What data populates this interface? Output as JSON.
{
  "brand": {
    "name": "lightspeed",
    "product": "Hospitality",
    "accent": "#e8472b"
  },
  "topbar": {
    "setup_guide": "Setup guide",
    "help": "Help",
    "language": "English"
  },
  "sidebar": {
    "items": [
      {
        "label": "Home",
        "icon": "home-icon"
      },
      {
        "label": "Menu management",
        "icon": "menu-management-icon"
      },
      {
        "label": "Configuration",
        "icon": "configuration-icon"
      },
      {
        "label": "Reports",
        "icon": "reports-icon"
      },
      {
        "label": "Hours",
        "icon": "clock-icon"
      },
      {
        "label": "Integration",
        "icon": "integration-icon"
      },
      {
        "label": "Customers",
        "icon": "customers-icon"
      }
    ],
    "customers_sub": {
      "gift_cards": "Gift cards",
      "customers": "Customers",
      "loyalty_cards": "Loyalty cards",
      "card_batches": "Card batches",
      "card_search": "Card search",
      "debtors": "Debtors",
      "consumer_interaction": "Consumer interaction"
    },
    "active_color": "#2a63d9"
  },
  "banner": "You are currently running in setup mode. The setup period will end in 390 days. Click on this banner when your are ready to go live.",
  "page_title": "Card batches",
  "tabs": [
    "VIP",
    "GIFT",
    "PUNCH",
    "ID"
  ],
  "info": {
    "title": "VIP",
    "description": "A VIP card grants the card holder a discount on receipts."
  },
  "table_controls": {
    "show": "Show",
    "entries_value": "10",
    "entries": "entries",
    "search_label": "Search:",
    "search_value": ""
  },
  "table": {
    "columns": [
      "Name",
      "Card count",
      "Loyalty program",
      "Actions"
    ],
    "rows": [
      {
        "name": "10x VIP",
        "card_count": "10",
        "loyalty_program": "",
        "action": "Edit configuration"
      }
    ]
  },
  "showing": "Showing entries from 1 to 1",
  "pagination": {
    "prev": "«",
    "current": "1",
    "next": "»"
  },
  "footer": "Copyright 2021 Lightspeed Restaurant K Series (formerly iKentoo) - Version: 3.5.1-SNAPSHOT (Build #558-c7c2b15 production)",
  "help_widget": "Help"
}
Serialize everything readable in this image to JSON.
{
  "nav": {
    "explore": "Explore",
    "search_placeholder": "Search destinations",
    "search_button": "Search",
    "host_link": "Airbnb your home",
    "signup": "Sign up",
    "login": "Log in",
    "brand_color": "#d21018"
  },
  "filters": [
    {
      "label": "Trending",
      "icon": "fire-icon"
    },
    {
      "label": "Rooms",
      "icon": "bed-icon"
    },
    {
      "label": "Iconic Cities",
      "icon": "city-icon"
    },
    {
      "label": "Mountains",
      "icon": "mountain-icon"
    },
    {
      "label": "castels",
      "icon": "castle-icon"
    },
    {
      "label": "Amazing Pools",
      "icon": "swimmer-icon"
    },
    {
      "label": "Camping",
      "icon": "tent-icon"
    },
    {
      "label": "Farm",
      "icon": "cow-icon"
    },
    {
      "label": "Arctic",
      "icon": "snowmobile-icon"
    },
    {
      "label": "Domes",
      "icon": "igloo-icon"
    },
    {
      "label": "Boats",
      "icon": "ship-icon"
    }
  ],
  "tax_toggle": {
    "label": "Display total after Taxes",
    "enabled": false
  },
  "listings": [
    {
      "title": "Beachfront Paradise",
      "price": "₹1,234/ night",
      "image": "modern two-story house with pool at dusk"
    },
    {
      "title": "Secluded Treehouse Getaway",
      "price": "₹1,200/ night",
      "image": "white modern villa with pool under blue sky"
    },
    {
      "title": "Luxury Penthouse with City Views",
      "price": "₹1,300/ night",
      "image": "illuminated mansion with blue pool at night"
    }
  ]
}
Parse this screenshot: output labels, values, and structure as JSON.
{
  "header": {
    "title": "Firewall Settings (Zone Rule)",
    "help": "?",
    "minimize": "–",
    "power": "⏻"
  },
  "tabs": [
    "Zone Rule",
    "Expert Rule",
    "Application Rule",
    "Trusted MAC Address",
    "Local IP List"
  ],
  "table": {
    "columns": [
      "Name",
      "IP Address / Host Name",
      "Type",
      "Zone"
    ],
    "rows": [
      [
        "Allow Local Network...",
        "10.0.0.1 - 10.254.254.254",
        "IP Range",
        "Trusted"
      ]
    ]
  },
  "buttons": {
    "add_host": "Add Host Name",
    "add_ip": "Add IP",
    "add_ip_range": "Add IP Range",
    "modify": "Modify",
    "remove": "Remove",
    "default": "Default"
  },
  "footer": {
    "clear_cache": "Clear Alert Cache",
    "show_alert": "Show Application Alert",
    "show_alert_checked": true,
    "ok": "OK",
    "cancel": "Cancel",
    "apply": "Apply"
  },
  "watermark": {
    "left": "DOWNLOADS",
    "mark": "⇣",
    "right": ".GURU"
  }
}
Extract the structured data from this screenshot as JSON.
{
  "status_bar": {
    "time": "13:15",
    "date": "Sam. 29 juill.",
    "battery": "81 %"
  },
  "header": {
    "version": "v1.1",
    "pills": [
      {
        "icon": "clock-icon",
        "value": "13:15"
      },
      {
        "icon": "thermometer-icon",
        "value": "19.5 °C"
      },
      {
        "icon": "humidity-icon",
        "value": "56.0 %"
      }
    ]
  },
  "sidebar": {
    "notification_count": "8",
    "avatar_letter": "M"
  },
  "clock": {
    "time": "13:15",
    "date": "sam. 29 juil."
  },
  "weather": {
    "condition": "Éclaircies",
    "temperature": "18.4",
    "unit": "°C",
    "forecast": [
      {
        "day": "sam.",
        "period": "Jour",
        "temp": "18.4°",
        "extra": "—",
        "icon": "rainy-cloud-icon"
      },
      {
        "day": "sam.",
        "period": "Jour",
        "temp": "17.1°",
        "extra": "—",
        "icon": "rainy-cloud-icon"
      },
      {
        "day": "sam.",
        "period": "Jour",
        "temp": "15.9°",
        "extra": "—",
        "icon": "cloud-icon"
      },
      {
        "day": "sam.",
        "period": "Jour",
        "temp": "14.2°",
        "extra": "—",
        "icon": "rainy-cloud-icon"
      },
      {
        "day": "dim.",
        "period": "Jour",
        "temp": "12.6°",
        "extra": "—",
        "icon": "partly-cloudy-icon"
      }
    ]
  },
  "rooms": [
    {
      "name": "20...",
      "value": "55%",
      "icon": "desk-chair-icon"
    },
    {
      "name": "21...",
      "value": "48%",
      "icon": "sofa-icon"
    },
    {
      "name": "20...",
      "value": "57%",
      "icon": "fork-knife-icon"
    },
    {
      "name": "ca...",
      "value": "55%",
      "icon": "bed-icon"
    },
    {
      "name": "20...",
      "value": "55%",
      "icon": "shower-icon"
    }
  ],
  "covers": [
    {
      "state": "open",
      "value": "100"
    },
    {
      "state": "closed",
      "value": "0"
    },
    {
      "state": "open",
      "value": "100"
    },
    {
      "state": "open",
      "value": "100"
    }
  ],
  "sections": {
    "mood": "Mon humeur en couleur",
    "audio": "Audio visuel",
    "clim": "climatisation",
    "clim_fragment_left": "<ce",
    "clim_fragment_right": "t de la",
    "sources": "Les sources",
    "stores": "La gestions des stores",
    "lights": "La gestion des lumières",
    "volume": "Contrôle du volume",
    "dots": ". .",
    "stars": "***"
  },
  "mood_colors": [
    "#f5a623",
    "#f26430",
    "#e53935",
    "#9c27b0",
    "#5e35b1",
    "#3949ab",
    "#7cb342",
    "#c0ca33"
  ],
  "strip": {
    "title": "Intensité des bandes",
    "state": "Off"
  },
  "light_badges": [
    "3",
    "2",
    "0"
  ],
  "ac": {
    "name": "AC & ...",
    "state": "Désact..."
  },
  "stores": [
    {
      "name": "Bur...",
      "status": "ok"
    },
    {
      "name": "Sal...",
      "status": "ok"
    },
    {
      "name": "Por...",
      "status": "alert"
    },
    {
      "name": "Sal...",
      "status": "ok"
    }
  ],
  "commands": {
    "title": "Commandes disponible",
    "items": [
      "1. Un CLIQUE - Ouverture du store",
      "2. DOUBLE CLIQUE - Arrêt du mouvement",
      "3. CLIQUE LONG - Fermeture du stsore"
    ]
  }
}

===============

**Exercise objective:** Isolate the lines above that contain the word "modern" and copy them.

**Exercise output:**
      "image": "modern two-story house with pool at dusk"
      "image": "white modern villa with pool under blue sky"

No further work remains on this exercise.